**Material for this task**
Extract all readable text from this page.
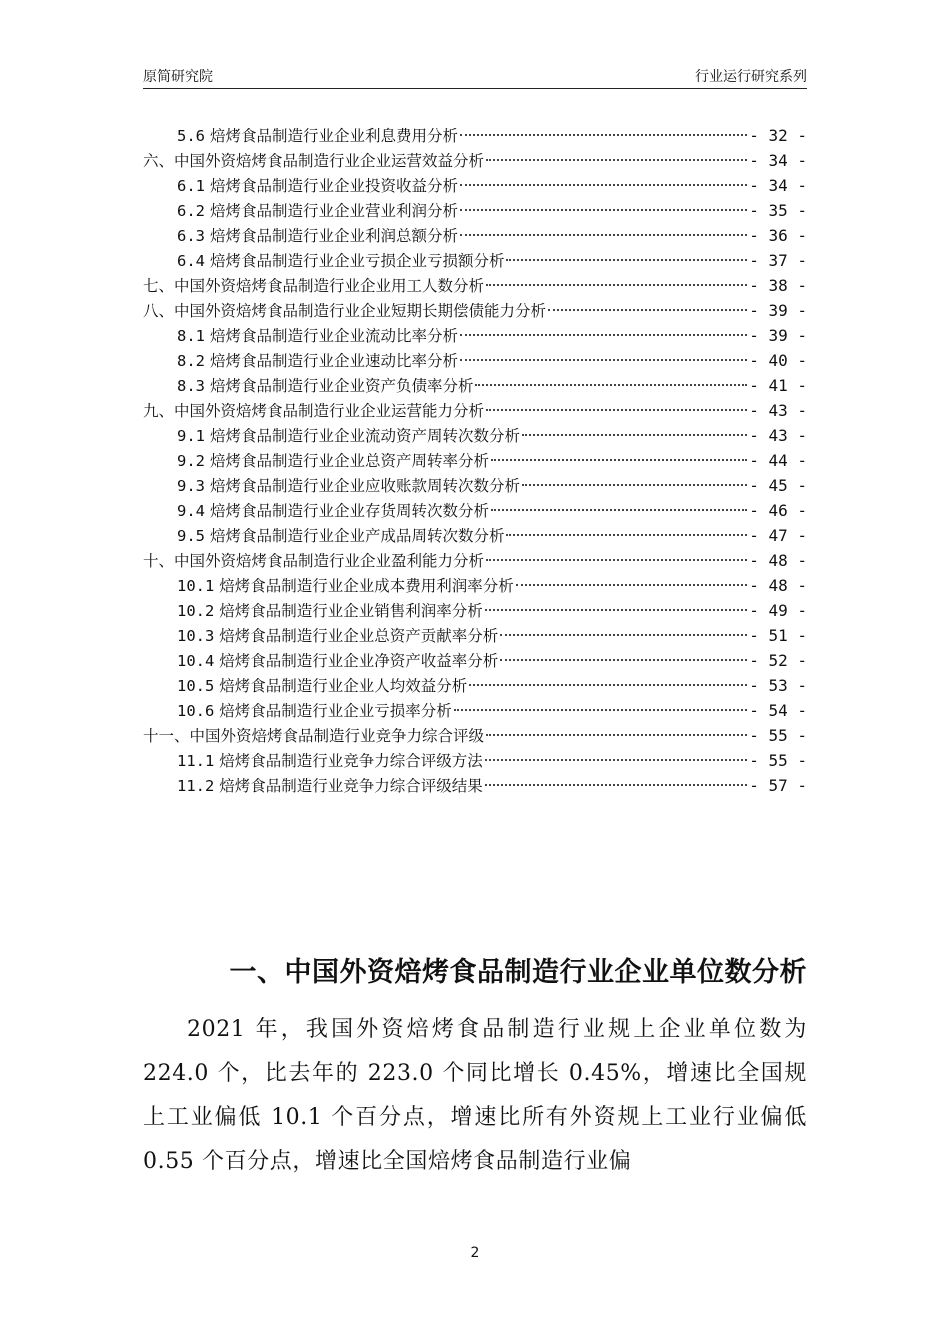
原简研究院	行业运行研究系列
5.6 焙烤食品制造行业企业利息费用分析	- 32 -
六、中国外资焙烤食品制造行业企业运营效益分析	- 34 -
6.1 焙烤食品制造行业企业投资收益分析	- 34 -
6.2 焙烤食品制造行业企业营业利润分析	- 35 -
6.3 焙烤食品制造行业企业利润总额分析	- 36 -
6.4 焙烤食品制造行业企业亏损企业亏损额分析	- 37 -
七、中国外资焙烤食品制造行业企业用工人数分析	- 38 -
八、中国外资焙烤食品制造行业企业短期长期偿债能力分析	- 39 -
8.1 焙烤食品制造行业企业流动比率分析	- 39 -
8.2 焙烤食品制造行业企业速动比率分析	- 40 -
8.3 焙烤食品制造行业企业资产负债率分析	- 41 -
九、中国外资焙烤食品制造行业企业运营能力分析	- 43 -
9.1 焙烤食品制造行业企业流动资产周转次数分析	- 43 -
9.2 焙烤食品制造行业企业总资产周转率分析	- 44 -
9.3 焙烤食品制造行业企业应收账款周转次数分析	- 45 -
9.4 焙烤食品制造行业企业存货周转次数分析	- 46 -
9.5 焙烤食品制造行业企业产成品周转次数分析	- 47 -
十、中国外资焙烤食品制造行业企业盈利能力分析	- 48 -
10.1 焙烤食品制造行业企业成本费用利润率分析	- 48 -
10.2 焙烤食品制造行业企业销售利润率分析	- 49 -
10.3 焙烤食品制造行业企业总资产贡献率分析	- 51 -
10.4 焙烤食品制造行业企业净资产收益率分析	- 52 -
10.5 焙烤食品制造行业企业人均效益分析	- 53 -
10.6 焙烤食品制造行业企业亏损率分析	- 54 -
十一、中国外资焙烤食品制造行业竞争力综合评级	- 55 -
11.1 焙烤食品制造行业竞争力综合评级方法	- 55 -
11.2 焙烤食品制造行业竞争力综合评级结果	- 57 -
一、中国外资焙烤食品制造行业企业单位数分析
2021 年，我国外资焙烤食品制造行业规上企业单位数为 224.0 个，比去年的 223.0 个同比增长 0.45%，增速比全国规上工业偏低 10.1 个百分点，增速比所有外资规上工业行业偏低 0.55 个百分点，增速比全国焙烤食品制造行业偏
2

**Directive**
Reproduce the listing word for word and omit its pictures.

**Complete answer**
Extract all readable text from this page.
原简研究院	行业运行研究系列
5.6 焙烤食品制造行业企业利息费用分析	- 32 -
六、中国外资焙烤食品制造行业企业运营效益分析	- 34 -
6.1 焙烤食品制造行业企业投资收益分析	- 34 -
6.2 焙烤食品制造行业企业营业利润分析	- 35 -
6.3 焙烤食品制造行业企业利润总额分析	- 36 -
6.4 焙烤食品制造行业企业亏损企业亏损额分析	- 37 -
七、中国外资焙烤食品制造行业企业用工人数分析	- 38 -
八、中国外资焙烤食品制造行业企业短期长期偿债能力分析	- 39 -
8.1 焙烤食品制造行业企业流动比率分析	- 39 -
8.2 焙烤食品制造行业企业速动比率分析	- 40 -
8.3 焙烤食品制造行业企业资产负债率分析	- 41 -
九、中国外资焙烤食品制造行业企业运营能力分析	- 43 -
9.1 焙烤食品制造行业企业流动资产周转次数分析	- 43 -
9.2 焙烤食品制造行业企业总资产周转率分析	- 44 -
9.3 焙烤食品制造行业企业应收账款周转次数分析	- 45 -
9.4 焙烤食品制造行业企业存货周转次数分析	- 46 -
9.5 焙烤食品制造行业企业产成品周转次数分析	- 47 -
十、中国外资焙烤食品制造行业企业盈利能力分析	- 48 -
10.1 焙烤食品制造行业企业成本费用利润率分析	- 48 -
10.2 焙烤食品制造行业企业销售利润率分析	- 49 -
10.3 焙烤食品制造行业企业总资产贡献率分析	- 51 -
10.4 焙烤食品制造行业企业净资产收益率分析	- 52 -
10.5 焙烤食品制造行业企业人均效益分析	- 53 -
10.6 焙烤食品制造行业企业亏损率分析	- 54 -
十一、中国外资焙烤食品制造行业竞争力综合评级	- 55 -
11.1 焙烤食品制造行业竞争力综合评级方法	- 55 -
11.2 焙烤食品制造行业竞争力综合评级结果	- 57 -
一、中国外资焙烤食品制造行业企业单位数分析
2021 年，我国外资焙烤食品制造行业规上企业单位数为 224.0 个，比去年的 223.0 个同比增长 0.45%，增速比全国规上工业偏低 10.1 个百分点，增速比所有外资规上工业行业偏低 0.55 个百分点，增速比全国焙烤食品制造行业偏
2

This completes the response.